The task »
Write out every entry word for word.

Data provided »
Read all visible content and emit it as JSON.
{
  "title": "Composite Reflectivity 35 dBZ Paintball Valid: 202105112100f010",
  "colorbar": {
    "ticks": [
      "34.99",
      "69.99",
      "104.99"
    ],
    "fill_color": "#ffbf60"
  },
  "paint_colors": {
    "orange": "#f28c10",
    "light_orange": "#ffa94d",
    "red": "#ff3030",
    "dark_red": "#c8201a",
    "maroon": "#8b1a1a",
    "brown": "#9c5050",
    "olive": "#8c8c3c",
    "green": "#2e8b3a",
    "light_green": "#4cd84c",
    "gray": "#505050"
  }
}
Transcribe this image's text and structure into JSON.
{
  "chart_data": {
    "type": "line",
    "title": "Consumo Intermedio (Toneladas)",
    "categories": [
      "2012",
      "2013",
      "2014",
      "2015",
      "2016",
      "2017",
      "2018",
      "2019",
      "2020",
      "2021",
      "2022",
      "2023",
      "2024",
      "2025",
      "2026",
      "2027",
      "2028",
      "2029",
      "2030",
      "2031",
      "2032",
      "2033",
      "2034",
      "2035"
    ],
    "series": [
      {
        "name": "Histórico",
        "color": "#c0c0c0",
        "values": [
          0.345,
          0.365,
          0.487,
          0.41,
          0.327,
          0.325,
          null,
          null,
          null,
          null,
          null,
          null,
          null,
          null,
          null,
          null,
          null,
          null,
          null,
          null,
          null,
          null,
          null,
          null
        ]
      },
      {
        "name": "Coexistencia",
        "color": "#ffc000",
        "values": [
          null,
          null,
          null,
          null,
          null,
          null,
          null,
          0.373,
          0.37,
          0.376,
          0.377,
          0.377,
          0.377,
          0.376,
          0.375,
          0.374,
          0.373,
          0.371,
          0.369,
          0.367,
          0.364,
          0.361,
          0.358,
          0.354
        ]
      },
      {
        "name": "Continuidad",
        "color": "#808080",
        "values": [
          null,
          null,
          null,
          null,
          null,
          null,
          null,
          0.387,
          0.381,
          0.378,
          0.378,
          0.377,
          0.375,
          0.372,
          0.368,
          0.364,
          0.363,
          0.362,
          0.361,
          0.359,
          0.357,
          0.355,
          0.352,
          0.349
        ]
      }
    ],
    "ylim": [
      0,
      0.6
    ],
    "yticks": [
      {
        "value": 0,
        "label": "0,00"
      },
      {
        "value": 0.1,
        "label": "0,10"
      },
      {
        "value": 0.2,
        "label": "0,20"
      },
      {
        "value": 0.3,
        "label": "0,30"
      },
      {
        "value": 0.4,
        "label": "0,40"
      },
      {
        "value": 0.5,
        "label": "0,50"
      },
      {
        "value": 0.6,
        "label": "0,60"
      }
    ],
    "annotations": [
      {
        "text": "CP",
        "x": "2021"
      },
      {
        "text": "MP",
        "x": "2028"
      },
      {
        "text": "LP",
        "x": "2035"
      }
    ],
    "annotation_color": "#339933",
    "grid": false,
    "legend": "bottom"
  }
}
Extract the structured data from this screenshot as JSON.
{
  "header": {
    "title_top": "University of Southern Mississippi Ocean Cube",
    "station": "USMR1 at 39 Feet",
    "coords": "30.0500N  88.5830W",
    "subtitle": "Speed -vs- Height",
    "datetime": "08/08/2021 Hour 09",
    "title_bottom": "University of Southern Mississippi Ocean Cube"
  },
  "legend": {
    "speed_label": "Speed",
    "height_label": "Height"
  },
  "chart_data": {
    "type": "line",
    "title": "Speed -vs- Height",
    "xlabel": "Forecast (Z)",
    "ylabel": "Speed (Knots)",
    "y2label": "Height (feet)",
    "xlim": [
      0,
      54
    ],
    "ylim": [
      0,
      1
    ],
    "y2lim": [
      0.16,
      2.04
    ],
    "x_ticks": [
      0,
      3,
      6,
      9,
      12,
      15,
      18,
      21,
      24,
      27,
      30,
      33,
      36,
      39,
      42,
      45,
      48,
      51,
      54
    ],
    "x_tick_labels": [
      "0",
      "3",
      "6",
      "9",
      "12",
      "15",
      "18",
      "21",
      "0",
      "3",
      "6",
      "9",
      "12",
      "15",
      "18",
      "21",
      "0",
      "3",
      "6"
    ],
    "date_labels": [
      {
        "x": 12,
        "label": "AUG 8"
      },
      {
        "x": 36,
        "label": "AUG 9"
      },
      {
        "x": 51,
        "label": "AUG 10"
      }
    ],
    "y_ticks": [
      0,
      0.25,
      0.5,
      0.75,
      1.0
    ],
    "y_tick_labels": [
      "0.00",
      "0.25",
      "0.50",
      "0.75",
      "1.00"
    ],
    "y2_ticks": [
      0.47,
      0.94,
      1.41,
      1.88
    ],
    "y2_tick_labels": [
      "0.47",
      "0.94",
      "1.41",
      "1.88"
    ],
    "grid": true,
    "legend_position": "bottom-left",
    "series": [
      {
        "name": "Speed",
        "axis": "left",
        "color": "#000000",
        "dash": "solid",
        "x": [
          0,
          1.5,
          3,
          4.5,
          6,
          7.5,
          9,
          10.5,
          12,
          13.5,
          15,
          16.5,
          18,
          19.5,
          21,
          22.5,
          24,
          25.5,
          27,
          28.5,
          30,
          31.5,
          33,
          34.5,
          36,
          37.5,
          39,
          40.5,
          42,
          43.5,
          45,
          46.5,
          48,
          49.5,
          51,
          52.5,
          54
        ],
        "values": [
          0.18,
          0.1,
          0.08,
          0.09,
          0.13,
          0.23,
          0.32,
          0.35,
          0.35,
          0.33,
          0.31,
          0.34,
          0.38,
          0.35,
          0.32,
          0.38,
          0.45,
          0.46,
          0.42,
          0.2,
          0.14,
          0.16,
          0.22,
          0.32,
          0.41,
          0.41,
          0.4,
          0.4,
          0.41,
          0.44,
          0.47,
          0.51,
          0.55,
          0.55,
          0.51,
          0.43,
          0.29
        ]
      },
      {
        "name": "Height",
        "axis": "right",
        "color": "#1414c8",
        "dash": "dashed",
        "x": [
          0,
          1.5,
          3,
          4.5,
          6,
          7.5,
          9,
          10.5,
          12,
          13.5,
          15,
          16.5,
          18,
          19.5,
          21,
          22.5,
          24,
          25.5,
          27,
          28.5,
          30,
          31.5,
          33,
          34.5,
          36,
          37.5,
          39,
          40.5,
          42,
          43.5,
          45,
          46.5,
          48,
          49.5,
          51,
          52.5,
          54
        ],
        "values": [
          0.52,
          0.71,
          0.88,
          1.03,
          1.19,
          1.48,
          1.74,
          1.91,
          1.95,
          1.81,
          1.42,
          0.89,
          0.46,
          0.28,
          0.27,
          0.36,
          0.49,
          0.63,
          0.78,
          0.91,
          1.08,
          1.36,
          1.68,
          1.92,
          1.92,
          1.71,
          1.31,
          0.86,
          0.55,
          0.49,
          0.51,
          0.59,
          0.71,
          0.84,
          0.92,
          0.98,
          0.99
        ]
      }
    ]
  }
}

Answer to the exercise »
Read all visible content and emit it as JSON.
{
  "title": "Composite Reflectivity 35 dBZ Paintball Valid: 202105112100f010",
  "colorbar": {
    "ticks": [
      "34.99",
      "69.99",
      "104.99"
    ],
    "fill_color": "#ffbf60"
  },
  "paint_colors": {
    "orange": "#f28c10",
    "light_orange": "#ffa94d",
    "red": "#ff3030",
    "dark_red": "#c8201a",
    "maroon": "#8b1a1a",
    "brown": "#9c5050",
    "olive": "#8c8c3c",
    "green": "#2e8b3a",
    "light_green": "#4cd84c",
    "gray": "#505050"
  }
}
Transcribe this image's text and structure into JSON.
{
  "chart_data": {
    "type": "line",
    "title": "Consumo Intermedio (Toneladas)",
    "categories": [
      "2012",
      "2013",
      "2014",
      "2015",
      "2016",
      "2017",
      "2018",
      "2019",
      "2020",
      "2021",
      "2022",
      "2023",
      "2024",
      "2025",
      "2026",
      "2027",
      "2028",
      "2029",
      "2030",
      "2031",
      "2032",
      "2033",
      "2034",
      "2035"
    ],
    "series": [
      {
        "name": "Histórico",
        "color": "#c0c0c0",
        "values": [
          0.345,
          0.365,
          0.487,
          0.41,
          0.327,
          0.325,
          null,
          null,
          null,
          null,
          null,
          null,
          null,
          null,
          null,
          null,
          null,
          null,
          null,
          null,
          null,
          null,
          null,
          null
        ]
      },
      {
        "name": "Coexistencia",
        "color": "#ffc000",
        "values": [
          null,
          null,
          null,
          null,
          null,
          null,
          null,
          0.373,
          0.37,
          0.376,
          0.377,
          0.377,
          0.377,
          0.376,
          0.375,
          0.374,
          0.373,
          0.371,
          0.369,
          0.367,
          0.364,
          0.361,
          0.358,
          0.354
        ]
      },
      {
        "name": "Continuidad",
        "color": "#808080",
        "values": [
          null,
          null,
          null,
          null,
          null,
          null,
          null,
          0.387,
          0.381,
          0.378,
          0.378,
          0.377,
          0.375,
          0.372,
          0.368,
          0.364,
          0.363,
          0.362,
          0.361,
          0.359,
          0.357,
          0.355,
          0.352,
          0.349
        ]
      }
    ],
    "ylim": [
      0,
      0.6
    ],
    "yticks": [
      {
        "value": 0,
        "label": "0,00"
      },
      {
        "value": 0.1,
        "label": "0,10"
      },
      {
        "value": 0.2,
        "label": "0,20"
      },
      {
        "value": 0.3,
        "label": "0,30"
      },
      {
        "value": 0.4,
        "label": "0,40"
      },
      {
        "value": 0.5,
        "label": "0,50"
      },
      {
        "value": 0.6,
        "label": "0,60"
      }
    ],
    "annotations": [
      {
        "text": "CP",
        "x": "2021"
      },
      {
        "text": "MP",
        "x": "2028"
      },
      {
        "text": "LP",
        "x": "2035"
      }
    ],
    "annotation_color": "#339933",
    "grid": false,
    "legend": "bottom"
  }
}
Extract the structured data from this screenshot as JSON.
{
  "header": {
    "title_top": "University of Southern Mississippi Ocean Cube",
    "station": "USMR1 at 39 Feet",
    "coords": "30.0500N  88.5830W",
    "subtitle": "Speed -vs- Height",
    "datetime": "08/08/2021 Hour 09",
    "title_bottom": "University of Southern Mississippi Ocean Cube"
  },
  "legend": {
    "speed_label": "Speed",
    "height_label": "Height"
  },
  "chart_data": {
    "type": "line",
    "title": "Speed -vs- Height",
    "xlabel": "Forecast (Z)",
    "ylabel": "Speed (Knots)",
    "y2label": "Height (feet)",
    "xlim": [
      0,
      54
    ],
    "ylim": [
      0,
      1
    ],
    "y2lim": [
      0.16,
      2.04
    ],
    "x_ticks": [
      0,
      3,
      6,
      9,
      12,
      15,
      18,
      21,
      24,
      27,
      30,
      33,
      36,
      39,
      42,
      45,
      48,
      51,
      54
    ],
    "x_tick_labels": [
      "0",
      "3",
      "6",
      "9",
      "12",
      "15",
      "18",
      "21",
      "0",
      "3",
      "6",
      "9",
      "12",
      "15",
      "18",
      "21",
      "0",
      "3",
      "6"
    ],
    "date_labels": [
      {
        "x": 12,
        "label": "AUG 8"
      },
      {
        "x": 36,
        "label": "AUG 9"
      },
      {
        "x": 51,
        "label": "AUG 10"
      }
    ],
    "y_ticks": [
      0,
      0.25,
      0.5,
      0.75,
      1.0
    ],
    "y_tick_labels": [
      "0.00",
      "0.25",
      "0.50",
      "0.75",
      "1.00"
    ],
    "y2_ticks": [
      0.47,
      0.94,
      1.41,
      1.88
    ],
    "y2_tick_labels": [
      "0.47",
      "0.94",
      "1.41",
      "1.88"
    ],
    "grid": true,
    "legend_position": "bottom-left",
    "series": [
      {
        "name": "Speed",
        "axis": "left",
        "color": "#000000",
        "dash": "solid",
        "x": [
          0,
          1.5,
          3,
          4.5,
          6,
          7.5,
          9,
          10.5,
          12,
          13.5,
          15,
          16.5,
          18,
          19.5,
          21,
          22.5,
          24,
          25.5,
          27,
          28.5,
          30,
          31.5,
          33,
          34.5,
          36,
          37.5,
          39,
          40.5,
          42,
          43.5,
          45,
          46.5,
          48,
          49.5,
          51,
          52.5,
          54
        ],
        "values": [
          0.18,
          0.1,
          0.08,
          0.09,
          0.13,
          0.23,
          0.32,
          0.35,
          0.35,
          0.33,
          0.31,
          0.34,
          0.38,
          0.35,
          0.32,
          0.38,
          0.45,
          0.46,
          0.42,
          0.2,
          0.14,
          0.16,
          0.22,
          0.32,
          0.41,
          0.41,
          0.4,
          0.4,
          0.41,
          0.44,
          0.47,
          0.51,
          0.55,
          0.55,
          0.51,
          0.43,
          0.29
        ]
      },
      {
        "name": "Height",
        "axis": "right",
        "color": "#1414c8",
        "dash": "dashed",
        "x": [
          0,
          1.5,
          3,
          4.5,
          6,
          7.5,
          9,
          10.5,
          12,
          13.5,
          15,
          16.5,
          18,
          19.5,
          21,
          22.5,
          24,
          25.5,
          27,
          28.5,
          30,
          31.5,
          33,
          34.5,
          36,
          37.5,
          39,
          40.5,
          42,
          43.5,
          45,
          46.5,
          48,
          49.5,
          51,
          52.5,
          54
        ],
        "values": [
          0.52,
          0.71,
          0.88,
          1.03,
          1.19,
          1.48,
          1.74,
          1.91,
          1.95,
          1.81,
          1.42,
          0.89,
          0.46,
          0.28,
          0.27,
          0.36,
          0.49,
          0.63,
          0.78,
          0.91,
          1.08,
          1.36,
          1.68,
          1.92,
          1.92,
          1.71,
          1.31,
          0.86,
          0.55,
          0.49,
          0.51,
          0.59,
          0.71,
          0.84,
          0.92,
          0.98,
          0.99
        ]
      }
    ]
  }
}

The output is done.